EXERCISE BRIEF:
Every line below that mentions the word "Preparation" should be copied out.

Data records
## start
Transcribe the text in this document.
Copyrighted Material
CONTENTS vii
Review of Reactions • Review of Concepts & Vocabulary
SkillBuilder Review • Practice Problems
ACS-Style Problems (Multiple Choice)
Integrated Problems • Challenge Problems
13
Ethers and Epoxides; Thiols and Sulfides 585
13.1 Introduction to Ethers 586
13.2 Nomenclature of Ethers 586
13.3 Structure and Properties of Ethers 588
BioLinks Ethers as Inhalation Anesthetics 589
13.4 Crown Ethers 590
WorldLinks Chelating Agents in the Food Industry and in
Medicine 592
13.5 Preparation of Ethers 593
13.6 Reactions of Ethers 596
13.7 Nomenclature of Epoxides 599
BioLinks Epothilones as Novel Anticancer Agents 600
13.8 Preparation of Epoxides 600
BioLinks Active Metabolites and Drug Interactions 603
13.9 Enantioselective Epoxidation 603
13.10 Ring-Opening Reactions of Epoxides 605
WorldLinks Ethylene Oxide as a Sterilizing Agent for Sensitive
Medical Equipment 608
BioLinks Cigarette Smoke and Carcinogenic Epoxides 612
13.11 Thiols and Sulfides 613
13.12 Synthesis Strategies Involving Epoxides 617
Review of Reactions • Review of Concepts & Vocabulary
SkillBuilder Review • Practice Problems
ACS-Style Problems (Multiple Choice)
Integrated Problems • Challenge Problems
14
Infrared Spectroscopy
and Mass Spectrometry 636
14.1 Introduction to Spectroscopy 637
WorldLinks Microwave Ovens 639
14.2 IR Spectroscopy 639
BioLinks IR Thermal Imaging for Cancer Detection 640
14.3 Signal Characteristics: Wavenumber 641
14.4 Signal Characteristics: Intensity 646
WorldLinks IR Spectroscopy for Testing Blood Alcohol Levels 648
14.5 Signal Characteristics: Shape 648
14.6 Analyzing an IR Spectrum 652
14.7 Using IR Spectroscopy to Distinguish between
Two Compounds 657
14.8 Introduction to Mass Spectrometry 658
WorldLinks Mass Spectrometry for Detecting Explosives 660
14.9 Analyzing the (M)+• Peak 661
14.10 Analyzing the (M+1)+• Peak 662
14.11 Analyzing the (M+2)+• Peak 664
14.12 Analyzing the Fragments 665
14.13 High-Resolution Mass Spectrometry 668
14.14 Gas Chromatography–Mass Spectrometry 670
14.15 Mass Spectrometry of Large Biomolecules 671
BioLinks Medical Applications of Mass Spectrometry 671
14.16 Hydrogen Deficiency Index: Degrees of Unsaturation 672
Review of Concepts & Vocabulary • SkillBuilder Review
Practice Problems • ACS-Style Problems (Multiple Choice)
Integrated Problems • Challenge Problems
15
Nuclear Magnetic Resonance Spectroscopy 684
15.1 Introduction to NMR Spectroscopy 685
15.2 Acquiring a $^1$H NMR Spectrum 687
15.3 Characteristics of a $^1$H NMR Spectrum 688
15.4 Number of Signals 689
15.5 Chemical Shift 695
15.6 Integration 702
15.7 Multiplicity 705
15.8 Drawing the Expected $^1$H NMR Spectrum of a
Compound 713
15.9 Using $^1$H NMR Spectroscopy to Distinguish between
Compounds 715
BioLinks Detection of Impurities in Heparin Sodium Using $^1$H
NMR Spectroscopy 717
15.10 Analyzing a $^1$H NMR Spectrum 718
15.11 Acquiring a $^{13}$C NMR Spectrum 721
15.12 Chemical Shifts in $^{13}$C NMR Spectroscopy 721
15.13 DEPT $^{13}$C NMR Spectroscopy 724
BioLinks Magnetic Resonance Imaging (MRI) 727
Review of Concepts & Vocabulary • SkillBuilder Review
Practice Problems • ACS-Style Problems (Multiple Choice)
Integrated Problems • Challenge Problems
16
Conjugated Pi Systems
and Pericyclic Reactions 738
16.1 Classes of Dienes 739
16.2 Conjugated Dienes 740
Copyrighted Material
## end
## start
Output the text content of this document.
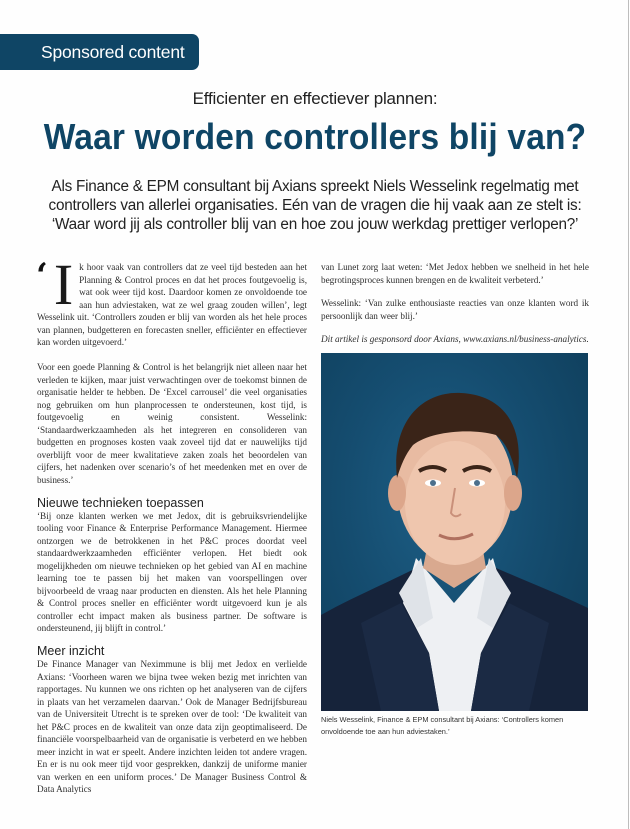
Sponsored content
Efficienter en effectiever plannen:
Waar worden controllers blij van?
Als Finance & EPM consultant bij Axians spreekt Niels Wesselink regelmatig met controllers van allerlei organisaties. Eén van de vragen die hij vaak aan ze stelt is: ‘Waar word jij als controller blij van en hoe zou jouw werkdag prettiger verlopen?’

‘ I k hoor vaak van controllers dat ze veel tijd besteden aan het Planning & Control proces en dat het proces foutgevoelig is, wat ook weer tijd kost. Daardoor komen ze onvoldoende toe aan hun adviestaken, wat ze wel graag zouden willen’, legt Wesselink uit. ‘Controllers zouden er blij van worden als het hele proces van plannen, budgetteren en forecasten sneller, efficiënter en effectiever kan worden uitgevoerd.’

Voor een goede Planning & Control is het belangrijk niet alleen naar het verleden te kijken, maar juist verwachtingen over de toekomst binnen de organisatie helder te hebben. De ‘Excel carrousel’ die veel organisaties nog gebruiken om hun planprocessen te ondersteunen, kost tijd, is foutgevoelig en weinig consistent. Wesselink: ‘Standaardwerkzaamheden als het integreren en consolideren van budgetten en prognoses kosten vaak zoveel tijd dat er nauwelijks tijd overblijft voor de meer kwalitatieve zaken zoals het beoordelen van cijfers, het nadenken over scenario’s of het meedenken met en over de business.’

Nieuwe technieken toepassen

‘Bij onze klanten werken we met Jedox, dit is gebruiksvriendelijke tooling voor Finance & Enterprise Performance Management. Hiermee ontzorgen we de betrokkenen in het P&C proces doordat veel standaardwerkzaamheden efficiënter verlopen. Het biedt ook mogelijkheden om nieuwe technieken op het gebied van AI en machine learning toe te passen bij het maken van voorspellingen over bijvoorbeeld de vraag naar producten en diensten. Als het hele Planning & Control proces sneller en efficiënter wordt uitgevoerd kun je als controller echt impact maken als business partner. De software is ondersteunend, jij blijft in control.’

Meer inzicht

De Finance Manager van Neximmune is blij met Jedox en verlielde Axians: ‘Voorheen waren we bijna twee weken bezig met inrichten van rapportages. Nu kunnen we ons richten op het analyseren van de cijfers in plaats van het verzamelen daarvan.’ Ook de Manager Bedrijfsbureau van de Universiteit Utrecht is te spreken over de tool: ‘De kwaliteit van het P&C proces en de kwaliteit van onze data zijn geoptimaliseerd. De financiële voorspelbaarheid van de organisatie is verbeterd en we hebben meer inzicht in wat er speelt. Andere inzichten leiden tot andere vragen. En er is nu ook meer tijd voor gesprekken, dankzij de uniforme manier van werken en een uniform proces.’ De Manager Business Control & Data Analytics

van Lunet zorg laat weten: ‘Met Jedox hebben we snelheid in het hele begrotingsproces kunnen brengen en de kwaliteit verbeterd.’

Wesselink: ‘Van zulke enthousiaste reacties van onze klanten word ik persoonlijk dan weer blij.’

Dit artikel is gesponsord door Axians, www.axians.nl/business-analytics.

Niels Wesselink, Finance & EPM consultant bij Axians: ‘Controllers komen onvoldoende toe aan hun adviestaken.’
## end
WORKED ANSWER:
13.5 Preparation of Ethers 593
13.8 Preparation of Epoxides 600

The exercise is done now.